▶ **Exercise aim**: Restate the whole of the material. Keep every word, and drop the pictures.

▶ **Extracted entries**:
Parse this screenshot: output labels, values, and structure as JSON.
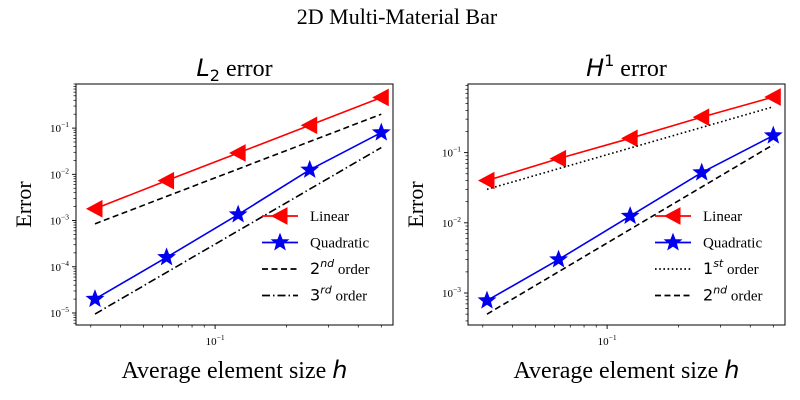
{
  "figure": {
    "suptitle": "2D Multi-Material Bar"
  },
  "chart_data": [
    {
      "type": "line",
      "title_math": "L",
      "title_sub": "2",
      "title_text": " error",
      "xlabel_text": "Average element size ",
      "xlabel_math": "h",
      "ylabel": "Error",
      "xscale": "log",
      "yscale": "log",
      "xlim": [
        0.026,
        0.56
      ],
      "ylim": [
        5.5e-06,
        0.9
      ],
      "x_ticks": [
        {
          "value": 0.1,
          "base": "10",
          "exp": "−1"
        }
      ],
      "y_ticks": [
        {
          "value": 1e-05,
          "base": "10",
          "exp": "−5"
        },
        {
          "value": 0.0001,
          "base": "10",
          "exp": "−4"
        },
        {
          "value": 0.001,
          "base": "10",
          "exp": "−3"
        },
        {
          "value": 0.01,
          "base": "10",
          "exp": "−2"
        },
        {
          "value": 0.1,
          "base": "10",
          "exp": "−1"
        }
      ],
      "series": [
        {
          "name": "Linear",
          "label_text": "Linear",
          "color": "#ff0000",
          "style": "solid",
          "marker": "triangle-left",
          "x": [
            0.03125,
            0.0625,
            0.125,
            0.25,
            0.5
          ],
          "y": [
            0.0018,
            0.0073,
            0.029,
            0.115,
            0.46
          ]
        },
        {
          "name": "Quadratic",
          "label_text": "Quadratic",
          "color": "#0000ee",
          "style": "solid",
          "marker": "star",
          "x": [
            0.03125,
            0.0625,
            0.125,
            0.25,
            0.5
          ],
          "y": [
            2e-05,
            0.00016,
            0.00135,
            0.0125,
            0.08
          ]
        },
        {
          "name": "2nd order",
          "label_math": "2",
          "label_sup": "nd",
          "label_text": " order",
          "color": "#000000",
          "style": "dashed",
          "marker": "none",
          "x": [
            0.03125,
            0.5
          ],
          "y": [
            0.00085,
            0.2
          ]
        },
        {
          "name": "3rd order",
          "label_math": "3",
          "label_sup": "rd",
          "label_text": " order",
          "color": "#000000",
          "style": "dashdot",
          "marker": "none",
          "x": [
            0.03125,
            0.5
          ],
          "y": [
            9.5e-06,
            0.038
          ]
        }
      ]
    },
    {
      "type": "line",
      "title_math": "H",
      "title_sup": "1",
      "title_text": " error",
      "xlabel_text": "Average element size ",
      "xlabel_math": "h",
      "ylabel": "Error",
      "xscale": "log",
      "yscale": "log",
      "xlim": [
        0.026,
        0.56
      ],
      "ylim": [
        0.00035,
        0.95
      ],
      "x_ticks": [
        {
          "value": 0.1,
          "base": "10",
          "exp": "−1"
        }
      ],
      "y_ticks": [
        {
          "value": 0.001,
          "base": "10",
          "exp": "−3"
        },
        {
          "value": 0.01,
          "base": "10",
          "exp": "−2"
        },
        {
          "value": 0.1,
          "base": "10",
          "exp": "−1"
        }
      ],
      "series": [
        {
          "name": "Linear",
          "label_text": "Linear",
          "color": "#ff0000",
          "style": "solid",
          "marker": "triangle-left",
          "x": [
            0.03125,
            0.0625,
            0.125,
            0.25,
            0.5
          ],
          "y": [
            0.04,
            0.082,
            0.16,
            0.32,
            0.62
          ]
        },
        {
          "name": "Quadratic",
          "label_text": "Quadratic",
          "color": "#0000ee",
          "style": "solid",
          "marker": "star",
          "x": [
            0.03125,
            0.0625,
            0.125,
            0.25,
            0.5
          ],
          "y": [
            0.00078,
            0.003,
            0.0125,
            0.052,
            0.175
          ]
        },
        {
          "name": "1st order",
          "label_math": "1",
          "label_sup": "st",
          "label_text": " order",
          "color": "#000000",
          "style": "dotted",
          "marker": "none",
          "x": [
            0.03125,
            0.5
          ],
          "y": [
            0.03,
            0.45
          ]
        },
        {
          "name": "2nd order",
          "label_math": "2",
          "label_sup": "nd",
          "label_text": " order",
          "color": "#000000",
          "style": "dashed",
          "marker": "none",
          "x": [
            0.03125,
            0.5
          ],
          "y": [
            0.0005,
            0.13
          ]
        }
      ]
    }
  ]
}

▶ **Exercise answer**:
Parse this screenshot: output labels, values, and structure as JSON.
{
  "figure": {
    "suptitle": "2D Multi-Material Bar"
  },
  "chart_data": [
    {
      "type": "line",
      "title_math": "L",
      "title_sub": "2",
      "title_text": " error",
      "xlabel_text": "Average element size ",
      "xlabel_math": "h",
      "ylabel": "Error",
      "xscale": "log",
      "yscale": "log",
      "xlim": [
        0.026,
        0.56
      ],
      "ylim": [
        5.5e-06,
        0.9
      ],
      "x_ticks": [
        {
          "value": 0.1,
          "base": "10",
          "exp": "−1"
        }
      ],
      "y_ticks": [
        {
          "value": 1e-05,
          "base": "10",
          "exp": "−5"
        },
        {
          "value": 0.0001,
          "base": "10",
          "exp": "−4"
        },
        {
          "value": 0.001,
          "base": "10",
          "exp": "−3"
        },
        {
          "value": 0.01,
          "base": "10",
          "exp": "−2"
        },
        {
          "value": 0.1,
          "base": "10",
          "exp": "−1"
        }
      ],
      "series": [
        {
          "name": "Linear",
          "label_text": "Linear",
          "color": "#ff0000",
          "style": "solid",
          "marker": "triangle-left",
          "x": [
            0.03125,
            0.0625,
            0.125,
            0.25,
            0.5
          ],
          "y": [
            0.0018,
            0.0073,
            0.029,
            0.115,
            0.46
          ]
        },
        {
          "name": "Quadratic",
          "label_text": "Quadratic",
          "color": "#0000ee",
          "style": "solid",
          "marker": "star",
          "x": [
            0.03125,
            0.0625,
            0.125,
            0.25,
            0.5
          ],
          "y": [
            2e-05,
            0.00016,
            0.00135,
            0.0125,
            0.08
          ]
        },
        {
          "name": "2nd order",
          "label_math": "2",
          "label_sup": "nd",
          "label_text": " order",
          "color": "#000000",
          "style": "dashed",
          "marker": "none",
          "x": [
            0.03125,
            0.5
          ],
          "y": [
            0.00085,
            0.2
          ]
        },
        {
          "name": "3rd order",
          "label_math": "3",
          "label_sup": "rd",
          "label_text": " order",
          "color": "#000000",
          "style": "dashdot",
          "marker": "none",
          "x": [
            0.03125,
            0.5
          ],
          "y": [
            9.5e-06,
            0.038
          ]
        }
      ]
    },
    {
      "type": "line",
      "title_math": "H",
      "title_sup": "1",
      "title_text": " error",
      "xlabel_text": "Average element size ",
      "xlabel_math": "h",
      "ylabel": "Error",
      "xscale": "log",
      "yscale": "log",
      "xlim": [
        0.026,
        0.56
      ],
      "ylim": [
        0.00035,
        0.95
      ],
      "x_ticks": [
        {
          "value": 0.1,
          "base": "10",
          "exp": "−1"
        }
      ],
      "y_ticks": [
        {
          "value": 0.001,
          "base": "10",
          "exp": "−3"
        },
        {
          "value": 0.01,
          "base": "10",
          "exp": "−2"
        },
        {
          "value": 0.1,
          "base": "10",
          "exp": "−1"
        }
      ],
      "series": [
        {
          "name": "Linear",
          "label_text": "Linear",
          "color": "#ff0000",
          "style": "solid",
          "marker": "triangle-left",
          "x": [
            0.03125,
            0.0625,
            0.125,
            0.25,
            0.5
          ],
          "y": [
            0.04,
            0.082,
            0.16,
            0.32,
            0.62
          ]
        },
        {
          "name": "Quadratic",
          "label_text": "Quadratic",
          "color": "#0000ee",
          "style": "solid",
          "marker": "star",
          "x": [
            0.03125,
            0.0625,
            0.125,
            0.25,
            0.5
          ],
          "y": [
            0.00078,
            0.003,
            0.0125,
            0.052,
            0.175
          ]
        },
        {
          "name": "1st order",
          "label_math": "1",
          "label_sup": "st",
          "label_text": " order",
          "color": "#000000",
          "style": "dotted",
          "marker": "none",
          "x": [
            0.03125,
            0.5
          ],
          "y": [
            0.03,
            0.45
          ]
        },
        {
          "name": "2nd order",
          "label_math": "2",
          "label_sup": "nd",
          "label_text": " order",
          "color": "#000000",
          "style": "dashed",
          "marker": "none",
          "x": [
            0.03125,
            0.5
          ],
          "y": [
            0.0005,
            0.13
          ]
        }
      ]
    }
  ]
}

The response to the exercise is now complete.